**Textauszug**
Frage eines Bürgers an die Wissenschaft

Der HTA-Bericht „Arthrofibrose im Knie – Können operative Verfahren
Bewegungseinschränkungen und Schmerzen reduzieren? “ entstand im Rahmen
des IQWiG-Verfahrens ThemenCheck Medizin. Hier können Bürgerinnen und
Bürger wissenschaftliche Begutachtungen von Untersuchungs- und
Behandlungsverfahren vorschlagen. In diesem Fall leidet der Vorschlagende
selbst an der Erkrankung und den damit verbundenen Beeinträchtigungen, die
seine Aktivitäten im Beruf, im Haushalt und in der Freizeit stark
beeinträchtigen. Er fragt sich, ob operative Verfahren Linderung bei einer
Arthrofibrose im Knie bringen können.

**Bereitgestelltes Material**
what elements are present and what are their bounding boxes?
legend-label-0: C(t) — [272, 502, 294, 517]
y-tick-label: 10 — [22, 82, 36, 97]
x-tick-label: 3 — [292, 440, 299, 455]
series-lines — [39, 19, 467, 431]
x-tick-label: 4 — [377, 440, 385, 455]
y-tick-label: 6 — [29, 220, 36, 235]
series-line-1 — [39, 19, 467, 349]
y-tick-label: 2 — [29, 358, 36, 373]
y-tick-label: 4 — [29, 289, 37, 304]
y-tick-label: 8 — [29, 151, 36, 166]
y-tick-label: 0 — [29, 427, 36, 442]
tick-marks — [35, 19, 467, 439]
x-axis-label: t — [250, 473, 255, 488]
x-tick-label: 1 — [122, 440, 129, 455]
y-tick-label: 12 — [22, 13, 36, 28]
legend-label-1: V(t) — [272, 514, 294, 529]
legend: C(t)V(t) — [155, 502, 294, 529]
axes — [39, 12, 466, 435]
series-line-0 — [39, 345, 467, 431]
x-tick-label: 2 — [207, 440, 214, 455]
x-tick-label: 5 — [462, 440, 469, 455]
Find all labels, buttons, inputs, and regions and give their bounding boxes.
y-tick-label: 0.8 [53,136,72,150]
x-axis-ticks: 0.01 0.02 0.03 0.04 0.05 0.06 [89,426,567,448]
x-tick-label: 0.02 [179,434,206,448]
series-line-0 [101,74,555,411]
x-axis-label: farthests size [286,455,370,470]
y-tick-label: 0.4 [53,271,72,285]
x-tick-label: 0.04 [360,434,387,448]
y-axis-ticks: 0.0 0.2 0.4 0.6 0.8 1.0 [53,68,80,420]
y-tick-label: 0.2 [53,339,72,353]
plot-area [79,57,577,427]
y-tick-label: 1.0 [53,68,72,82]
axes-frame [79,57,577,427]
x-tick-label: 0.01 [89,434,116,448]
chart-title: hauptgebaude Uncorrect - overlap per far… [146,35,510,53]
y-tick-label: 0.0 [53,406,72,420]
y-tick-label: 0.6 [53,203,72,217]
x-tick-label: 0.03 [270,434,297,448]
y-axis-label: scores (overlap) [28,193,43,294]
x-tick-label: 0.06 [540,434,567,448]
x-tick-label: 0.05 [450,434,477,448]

**Aufgaben zur Übung**
- 1) Beantworten Sie zum Textauszug über den HTA-Bericht zur Arthrofibrose im Knie die folgenden Fragen:
(a) Im Rahmen welches IQWiG-Verfahrens entstand der Bericht?
(b) Was können Bürgerinnen und Bürger in diesem Verfahren vorschlagen?
(c) In welchen Bereichen beeinträchtigt die Erkrankung die Aktivitäten des Vorschlagenden?
- 2) Führen Sie den Textauszug über den HTA-Bericht zur Arthrofibrose im Knie weiter.

**Lösungen im Überblick**
- 1)
(a) Im Rahmen des Verfahrens ThemenCheck Medizin.
(b) Wissenschaftliche Begutachtungen von Untersuchungs- und Behandlungsverfahren.
(c) Im Beruf, im Haushalt und in der Freizeit.

- 2)
Schätzungsweise 50 000 Menschen erkranken in Deutschland jährlich neu an
Arthrofibrose, überwiegend am Knie. Eine überschießende Narbenbildung wird
normalerweise erst einmal konservativ behandelt. Entzündungshemmende
Medikamente sollen einer weiteren Narbenbildung vorbeugen. Außerdem
erhalten die Betroffenen Physiotherapie mit Bewegungsübungen, Dehnung des
Narbengewebes oder Lymphdrainage. Manchmal kommt auch eine motorbetriebene
Bewegungsschiene zum Einsatz, die das Bein passiv so weit bewegt, wie es
für den Betroffenen oder die Betroffene möglich ist. Passiv bedeutet: Das
Bein wird von der Schiene bewegt und nicht von der oder dem Betroffenen
selbst. Solch eine konservative Behandlung braucht Geduld und kann bis zu
einem Jahr dauern.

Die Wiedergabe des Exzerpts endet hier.